TASK STATEMENT: Copy everything in the data below exactly except the pictures.

GIVEN DATA:
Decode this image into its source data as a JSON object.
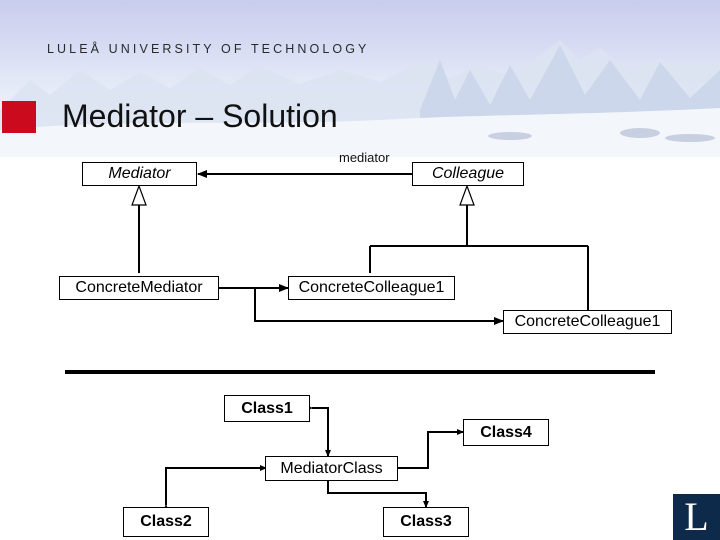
{
  "header": {
    "university": "LULEÅ UNIVERSITY OF TECHNOLOGY",
    "title": "Mediator – Solution",
    "accent_color": "#cc0a1e"
  },
  "structure_diagram": {
    "classes": {
      "mediator": "Mediator",
      "colleague": "Colleague",
      "concrete_mediator": "ConcreteMediator",
      "concrete_colleague_a": "ConcreteColleague1",
      "concrete_colleague_b": "ConcreteColleague1"
    },
    "association_label": "mediator",
    "relations": [
      {
        "from": "Colleague",
        "to": "Mediator",
        "type": "association",
        "label": "mediator"
      },
      {
        "from": "ConcreteMediator",
        "to": "Mediator",
        "type": "generalization"
      },
      {
        "from": "ConcreteColleague1",
        "to": "Colleague",
        "type": "generalization"
      },
      {
        "from": "ConcreteMediator",
        "to": "ConcreteColleague1",
        "type": "association"
      },
      {
        "from": "ConcreteMediator",
        "to": "ConcreteColleague1 (2)",
        "type": "association"
      }
    ]
  },
  "example_diagram": {
    "classes": {
      "class1": "Class1",
      "class2": "Class2",
      "class3": "Class3",
      "class4": "Class4",
      "mediator_class": "MediatorClass"
    },
    "relations": [
      {
        "between": [
          "MediatorClass",
          "Class1"
        ],
        "type": "bidirectional"
      },
      {
        "between": [
          "MediatorClass",
          "Class2"
        ],
        "type": "bidirectional"
      },
      {
        "between": [
          "MediatorClass",
          "Class3"
        ],
        "type": "bidirectional"
      },
      {
        "between": [
          "MediatorClass",
          "Class4"
        ],
        "type": "bidirectional"
      }
    ]
  },
  "logo": {
    "letter": "L",
    "color": "#0d2a4a"
  }
}
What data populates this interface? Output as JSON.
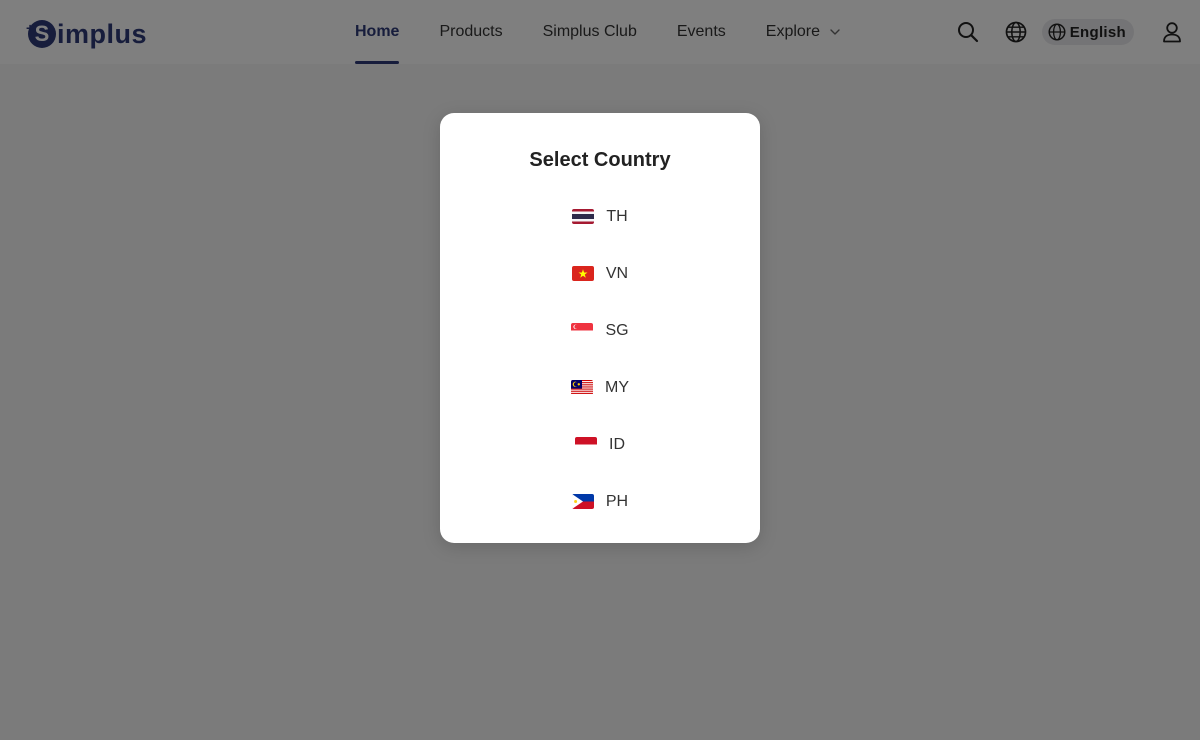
{
  "brand": {
    "logo_letter": "S",
    "logo_plus": "+",
    "logo_text": "implus"
  },
  "nav": {
    "items": [
      {
        "label": "Home",
        "active": true
      },
      {
        "label": "Products"
      },
      {
        "label": "Simplus Club"
      },
      {
        "label": "Events"
      },
      {
        "label": "Explore",
        "has_dropdown": true
      }
    ]
  },
  "toolbar": {
    "search_icon": "search-icon",
    "globe_icon": "globe-icon",
    "language_label": "English",
    "user_icon": "user-icon"
  },
  "modal": {
    "title": "Select Country",
    "countries": [
      {
        "code": "TH",
        "flag": "thailand-flag-icon"
      },
      {
        "code": "VN",
        "flag": "vietnam-flag-icon"
      },
      {
        "code": "SG",
        "flag": "singapore-flag-icon"
      },
      {
        "code": "MY",
        "flag": "malaysia-flag-icon"
      },
      {
        "code": "ID",
        "flag": "indonesia-flag-icon"
      },
      {
        "code": "PH",
        "flag": "philippines-flag-icon"
      }
    ]
  },
  "colors": {
    "brand": "#2e3a78",
    "overlay": "rgba(0,0,0,0.5)",
    "modal_bg": "#ffffff"
  }
}
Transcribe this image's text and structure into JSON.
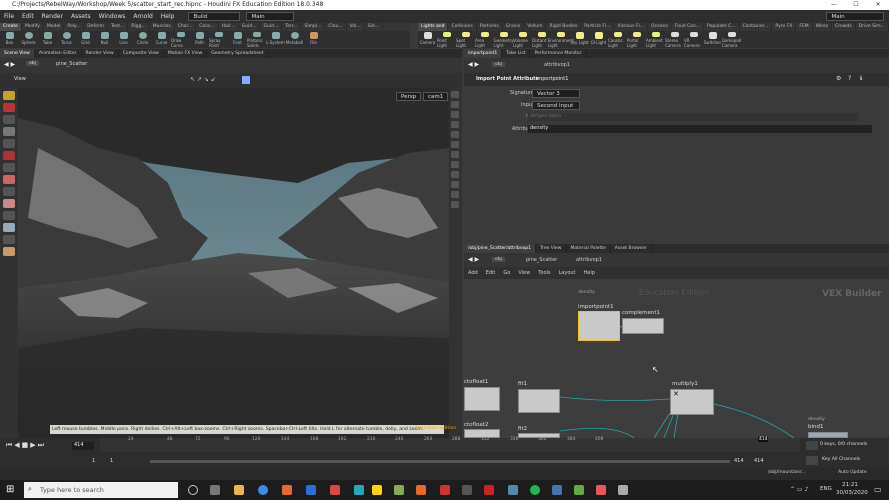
{
  "window": {
    "title": "C:/Projects/RebelWay/Workshop/Week 5/scatter_start_rec.hipnc - Houdini FX Education Edition 18.0.348"
  },
  "menu": {
    "items": [
      "File",
      "Edit",
      "Render",
      "Assets",
      "Windows",
      "Arnold",
      "Help"
    ],
    "desktop_left": "Build",
    "desktop_mid": "Main",
    "desktop_right": "Main"
  },
  "shelf": {
    "tabs": [
      "Create",
      "Modify",
      "Model",
      "Poly...",
      "Deform",
      "Text...",
      "Rigg...",
      "Muscles",
      "Char...",
      "Cons...",
      "Hair...",
      "Guid...",
      "Guid...",
      "Terr...",
      "Simpl...",
      "Clou...",
      "Vol...",
      "Sid..."
    ],
    "tools": [
      "Box",
      "Sphere",
      "Tube",
      "Torus",
      "Grid",
      "Null",
      "Line",
      "Circle",
      "Curve",
      "Draw Curve",
      "Path",
      "Spray Paint",
      "Font",
      "Platonic Solids",
      "L-System",
      "Metaball",
      "File"
    ]
  },
  "shelf2": {
    "tabs": [
      "Lights and",
      "Collisions",
      "Particles",
      "Grains",
      "Vellum",
      "Rigid Bodies",
      "Particle Fl...",
      "Viscous Fl...",
      "Oceans",
      "Fluid Con...",
      "Populate C...",
      "Container...",
      "Pyro FX",
      "FEM",
      "Wires",
      "Crowds",
      "Drive Sim..."
    ],
    "tools": [
      "Camera",
      "Point Light",
      "Spot Light",
      "Area Light",
      "Geometry Light",
      "Volume Light",
      "Distant Light",
      "Environment Light",
      "Sky Light",
      "GI Light",
      "Caustic Light",
      "Portal Light",
      "Ambient Light",
      "Stereo Camera",
      "VR Camera",
      "Switcher",
      "Gamepad Camera"
    ]
  },
  "left_pane": {
    "tabs": [
      "Scene View",
      "Animation Editor",
      "Render View",
      "Composite View",
      "Motion FX View",
      "Geometry Spreadsheet"
    ],
    "view_label": "View",
    "context": "obj",
    "node": "pine_Scatter",
    "persp": "Persp",
    "cam": "cam1",
    "help": "Left mouse tumbles. Middle pans. Right dollies. Ctrl+Alt+Left box-zooms. Ctrl+Right zooms. Spacebar-Ctrl-Left tilts. Hold L for alternate tumble, dolly, and zoom.",
    "edition": "Education Edition"
  },
  "parm_pane": {
    "tabs": [
      "importpoint1",
      "Take List",
      "Performance Monitor"
    ],
    "context": "obj",
    "node": "attribvop1",
    "node_type": "Import Point Attribute",
    "node_name": "importpoint1",
    "rows": [
      {
        "label": "Signature",
        "value": "Vector 3"
      },
      {
        "label": "Input",
        "value": "Second Input"
      },
      {
        "label": "File",
        "value": "defgeo.bgeo"
      },
      {
        "label": "Attribute",
        "value": "density"
      }
    ]
  },
  "net_pane": {
    "tabs": [
      "/obj/pine_Scatter/attribvop1",
      "Tree View",
      "Material Palette",
      "Asset Browser"
    ],
    "context": "obj",
    "node": "pine_Scatter",
    "subnode": "attribvop1",
    "menu": [
      "Add",
      "Edit",
      "Go",
      "View",
      "Tools",
      "Layout",
      "Help"
    ],
    "watermark": "Education Edition",
    "builder": "VEX Builder",
    "nodes": [
      {
        "name": "importpoint1",
        "label": "density"
      },
      {
        "name": "complement1",
        "label": ""
      },
      {
        "name": "ctofloat1",
        "label": ""
      },
      {
        "name": "fit1",
        "label": ""
      },
      {
        "name": "multiply1",
        "label": ""
      },
      {
        "name": "ctofloat2",
        "label": ""
      },
      {
        "name": "fit2",
        "label": ""
      },
      {
        "name": "bind1",
        "label": "density"
      }
    ]
  },
  "timeline": {
    "frame": "414",
    "ticks": [
      "24",
      "48",
      "72",
      "96",
      "120",
      "144",
      "168",
      "192",
      "216",
      "240",
      "264",
      "288",
      "312",
      "336",
      "360",
      "384",
      "408"
    ],
    "start": "1",
    "start2": "1",
    "end": "414",
    "end2": "414",
    "current_marker": "414",
    "keys": "0 keys, 0/0 channels",
    "key_all": "Key All Channels",
    "path": "/obj/mountain/...",
    "auto_update": "Auto Update"
  },
  "taskbar": {
    "search": "Type here to search",
    "lang": "ENG",
    "time": "21:21",
    "date": "30/03/2020"
  }
}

OUTPUT OF THE TASK:
Decode this image into its source data as a JSON object.
{
  "header": {
    "university": "LULEÅ UNIVERSITY OF TECHNOLOGY",
    "title": "Mediator – Solution",
    "accent_color": "#cc0a1e"
  },
  "structure_diagram": {
    "classes": {
      "mediator": "Mediator",
      "colleague": "Colleague",
      "concrete_mediator": "ConcreteMediator",
      "concrete_colleague_a": "ConcreteColleague1",
      "concrete_colleague_b": "ConcreteColleague1"
    },
    "association_label": "mediator",
    "relations": [
      {
        "from": "Colleague",
        "to": "Mediator",
        "type": "association",
        "label": "mediator"
      },
      {
        "from": "ConcreteMediator",
        "to": "Mediator",
        "type": "generalization"
      },
      {
        "from": "ConcreteColleague1",
        "to": "Colleague",
        "type": "generalization"
      },
      {
        "from": "ConcreteMediator",
        "to": "ConcreteColleague1",
        "type": "association"
      },
      {
        "from": "ConcreteMediator",
        "to": "ConcreteColleague1 (2)",
        "type": "association"
      }
    ]
  },
  "example_diagram": {
    "classes": {
      "class1": "Class1",
      "class2": "Class2",
      "class3": "Class3",
      "class4": "Class4",
      "mediator_class": "MediatorClass"
    },
    "relations": [
      {
        "between": [
          "MediatorClass",
          "Class1"
        ],
        "type": "bidirectional"
      },
      {
        "between": [
          "MediatorClass",
          "Class2"
        ],
        "type": "bidirectional"
      },
      {
        "between": [
          "MediatorClass",
          "Class3"
        ],
        "type": "bidirectional"
      },
      {
        "between": [
          "MediatorClass",
          "Class4"
        ],
        "type": "bidirectional"
      }
    ]
  },
  "logo": {
    "letter": "L",
    "color": "#0d2a4a"
  }
}
What data populates this interface? Output as JSON.
{
  "brand": {
    "logo_letter": "S",
    "logo_plus": "+",
    "logo_text": "implus"
  },
  "nav": {
    "items": [
      {
        "label": "Home",
        "active": true
      },
      {
        "label": "Products"
      },
      {
        "label": "Simplus Club"
      },
      {
        "label": "Events"
      },
      {
        "label": "Explore",
        "has_dropdown": true
      }
    ]
  },
  "toolbar": {
    "search_icon": "search-icon",
    "globe_icon": "globe-icon",
    "language_label": "English",
    "user_icon": "user-icon"
  },
  "modal": {
    "title": "Select Country",
    "countries": [
      {
        "code": "TH",
        "flag": "thailand-flag-icon"
      },
      {
        "code": "VN",
        "flag": "vietnam-flag-icon"
      },
      {
        "code": "SG",
        "flag": "singapore-flag-icon"
      },
      {
        "code": "MY",
        "flag": "malaysia-flag-icon"
      },
      {
        "code": "ID",
        "flag": "indonesia-flag-icon"
      },
      {
        "code": "PH",
        "flag": "philippines-flag-icon"
      }
    ]
  },
  "colors": {
    "brand": "#2e3a78",
    "overlay": "rgba(0,0,0,0.5)",
    "modal_bg": "#ffffff"
  }
}
Transcribe this image's text and structure into JSON.
{
  "window": {
    "title": "C:/Projects/RebelWay/Workshop/Week 5/scatter_start_rec.hipnc - Houdini FX Education Edition 18.0.348"
  },
  "menu": {
    "items": [
      "File",
      "Edit",
      "Render",
      "Assets",
      "Windows",
      "Arnold",
      "Help"
    ],
    "desktop_left": "Build",
    "desktop_mid": "Main",
    "desktop_right": "Main"
  },
  "shelf": {
    "tabs": [
      "Create",
      "Modify",
      "Model",
      "Poly...",
      "Deform",
      "Text...",
      "Rigg...",
      "Muscles",
      "Char...",
      "Cons...",
      "Hair...",
      "Guid...",
      "Guid...",
      "Terr...",
      "Simpl...",
      "Clou...",
      "Vol...",
      "Sid..."
    ],
    "tools": [
      "Box",
      "Sphere",
      "Tube",
      "Torus",
      "Grid",
      "Null",
      "Line",
      "Circle",
      "Curve",
      "Draw Curve",
      "Path",
      "Spray Paint",
      "Font",
      "Platonic Solids",
      "L-System",
      "Metaball",
      "File"
    ]
  },
  "shelf2": {
    "tabs": [
      "Lights and",
      "Collisions",
      "Particles",
      "Grains",
      "Vellum",
      "Rigid Bodies",
      "Particle Fl...",
      "Viscous Fl...",
      "Oceans",
      "Fluid Con...",
      "Populate C...",
      "Container...",
      "Pyro FX",
      "FEM",
      "Wires",
      "Crowds",
      "Drive Sim..."
    ],
    "tools": [
      "Camera",
      "Point Light",
      "Spot Light",
      "Area Light",
      "Geometry Light",
      "Volume Light",
      "Distant Light",
      "Environment Light",
      "Sky Light",
      "GI Light",
      "Caustic Light",
      "Portal Light",
      "Ambient Light",
      "Stereo Camera",
      "VR Camera",
      "Switcher",
      "Gamepad Camera"
    ]
  },
  "left_pane": {
    "tabs": [
      "Scene View",
      "Animation Editor",
      "Render View",
      "Composite View",
      "Motion FX View",
      "Geometry Spreadsheet"
    ],
    "view_label": "View",
    "context": "obj",
    "node": "pine_Scatter",
    "persp": "Persp",
    "cam": "cam1",
    "help": "Left mouse tumbles. Middle pans. Right dollies. Ctrl+Alt+Left box-zooms. Ctrl+Right zooms. Spacebar-Ctrl-Left tilts. Hold L for alternate tumble, dolly, and zoom.",
    "edition": "Education Edition"
  },
  "parm_pane": {
    "tabs": [
      "importpoint1",
      "Take List",
      "Performance Monitor"
    ],
    "context": "obj",
    "node": "attribvop1",
    "node_type": "Import Point Attribute",
    "node_name": "importpoint1",
    "rows": [
      {
        "label": "Signature",
        "value": "Vector 3"
      },
      {
        "label": "Input",
        "value": "Second Input"
      },
      {
        "label": "File",
        "value": "defgeo.bgeo"
      },
      {
        "label": "Attribute",
        "value": "density"
      }
    ]
  },
  "net_pane": {
    "tabs": [
      "/obj/pine_Scatter/attribvop1",
      "Tree View",
      "Material Palette",
      "Asset Browser"
    ],
    "context": "obj",
    "node": "pine_Scatter",
    "subnode": "attribvop1",
    "menu": [
      "Add",
      "Edit",
      "Go",
      "View",
      "Tools",
      "Layout",
      "Help"
    ],
    "watermark": "Education Edition",
    "builder": "VEX Builder",
    "nodes": [
      {
        "name": "importpoint1",
        "label": "density"
      },
      {
        "name": "complement1",
        "label": ""
      },
      {
        "name": "ctofloat1",
        "label": ""
      },
      {
        "name": "fit1",
        "label": ""
      },
      {
        "name": "multiply1",
        "label": ""
      },
      {
        "name": "ctofloat2",
        "label": ""
      },
      {
        "name": "fit2",
        "label": ""
      },
      {
        "name": "bind1",
        "label": "density"
      }
    ]
  },
  "timeline": {
    "frame": "414",
    "ticks": [
      "24",
      "48",
      "72",
      "96",
      "120",
      "144",
      "168",
      "192",
      "216",
      "240",
      "264",
      "288",
      "312",
      "336",
      "360",
      "384",
      "408"
    ],
    "start": "1",
    "start2": "1",
    "end": "414",
    "end2": "414",
    "current_marker": "414",
    "keys": "0 keys, 0/0 channels",
    "key_all": "Key All Channels",
    "path": "/obj/mountain/...",
    "auto_update": "Auto Update"
  },
  "taskbar": {
    "search": "Type here to search",
    "lang": "ENG",
    "time": "21:21",
    "date": "30/03/2020"
  }
}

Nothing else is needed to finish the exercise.